# What needs to be done:
Each line that holds the word "Then" should be returned.

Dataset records
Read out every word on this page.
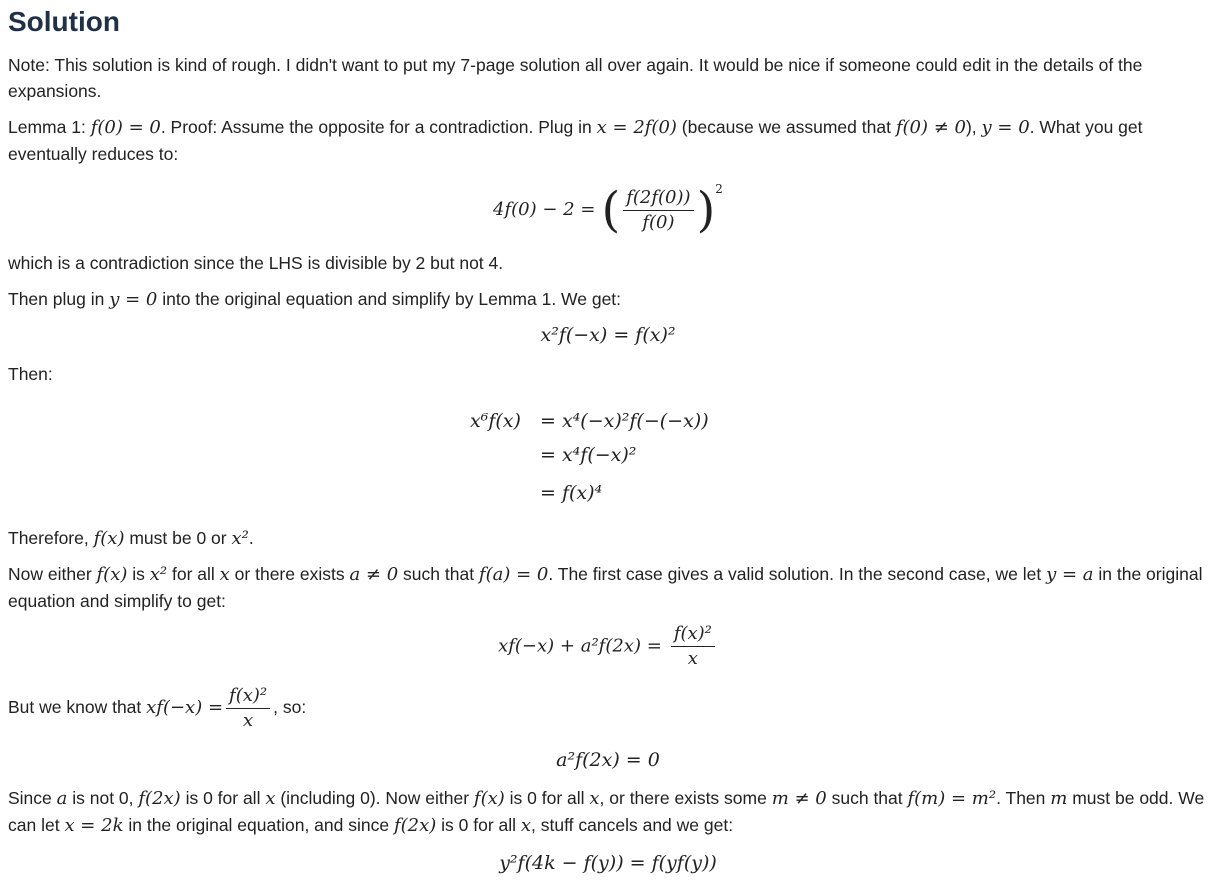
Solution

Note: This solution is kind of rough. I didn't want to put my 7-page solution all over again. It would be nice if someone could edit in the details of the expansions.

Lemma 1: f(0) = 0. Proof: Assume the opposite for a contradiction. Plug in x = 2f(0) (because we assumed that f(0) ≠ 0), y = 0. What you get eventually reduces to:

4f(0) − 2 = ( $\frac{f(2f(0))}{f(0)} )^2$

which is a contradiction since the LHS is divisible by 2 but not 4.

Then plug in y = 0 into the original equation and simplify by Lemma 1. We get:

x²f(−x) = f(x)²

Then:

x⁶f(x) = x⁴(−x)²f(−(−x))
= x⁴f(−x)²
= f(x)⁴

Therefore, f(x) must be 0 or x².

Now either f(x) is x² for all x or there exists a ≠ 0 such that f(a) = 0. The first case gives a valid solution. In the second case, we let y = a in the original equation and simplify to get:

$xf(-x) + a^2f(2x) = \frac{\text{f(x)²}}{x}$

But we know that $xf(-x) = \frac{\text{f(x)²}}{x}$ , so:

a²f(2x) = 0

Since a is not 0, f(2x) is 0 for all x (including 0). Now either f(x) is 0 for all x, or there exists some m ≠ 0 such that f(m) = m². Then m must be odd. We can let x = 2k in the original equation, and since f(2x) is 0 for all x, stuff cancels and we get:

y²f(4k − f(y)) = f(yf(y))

==

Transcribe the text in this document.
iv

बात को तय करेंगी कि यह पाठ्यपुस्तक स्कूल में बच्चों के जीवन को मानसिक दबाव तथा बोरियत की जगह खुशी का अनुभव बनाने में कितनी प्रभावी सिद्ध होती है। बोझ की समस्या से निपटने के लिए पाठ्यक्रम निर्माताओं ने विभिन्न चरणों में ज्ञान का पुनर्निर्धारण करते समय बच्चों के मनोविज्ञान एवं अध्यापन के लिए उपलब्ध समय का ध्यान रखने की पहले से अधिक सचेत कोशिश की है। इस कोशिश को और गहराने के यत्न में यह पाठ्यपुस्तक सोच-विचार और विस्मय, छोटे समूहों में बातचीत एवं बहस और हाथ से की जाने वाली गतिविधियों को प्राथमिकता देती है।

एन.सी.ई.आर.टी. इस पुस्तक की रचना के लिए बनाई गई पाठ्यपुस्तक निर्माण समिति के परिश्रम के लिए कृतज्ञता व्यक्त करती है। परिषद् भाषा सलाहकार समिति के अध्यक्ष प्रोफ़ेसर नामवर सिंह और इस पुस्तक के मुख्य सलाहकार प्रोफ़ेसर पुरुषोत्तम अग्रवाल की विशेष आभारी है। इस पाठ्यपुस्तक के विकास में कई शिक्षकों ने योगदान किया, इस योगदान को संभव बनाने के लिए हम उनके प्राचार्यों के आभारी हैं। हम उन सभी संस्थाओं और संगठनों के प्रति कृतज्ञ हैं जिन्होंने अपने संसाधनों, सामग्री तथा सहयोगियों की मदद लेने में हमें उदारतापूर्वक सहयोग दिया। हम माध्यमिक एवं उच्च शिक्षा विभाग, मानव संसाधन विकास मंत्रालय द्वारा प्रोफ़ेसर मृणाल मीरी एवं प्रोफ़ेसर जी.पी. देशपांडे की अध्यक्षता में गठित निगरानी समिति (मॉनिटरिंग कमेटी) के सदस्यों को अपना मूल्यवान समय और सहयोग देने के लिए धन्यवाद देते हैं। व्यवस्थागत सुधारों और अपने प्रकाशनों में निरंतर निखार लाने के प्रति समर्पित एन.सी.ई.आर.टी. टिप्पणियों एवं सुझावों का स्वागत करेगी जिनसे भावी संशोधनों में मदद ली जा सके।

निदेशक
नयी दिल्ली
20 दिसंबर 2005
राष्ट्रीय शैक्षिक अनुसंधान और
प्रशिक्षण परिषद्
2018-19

# Finished exercise:
Then plug in y = 0 into the original equation and simplify by Lemma 1. We get:
Then:
Since a is not 0, f(2x) is 0 for all x (including 0). Now either f(x) is 0 for all x, or there exists some m ≠ 0 such that f(m) = m². Then m must be odd. We can let x = 2k in the original equation, and since f(2x) is 0 for all x, stuff cancels and we get:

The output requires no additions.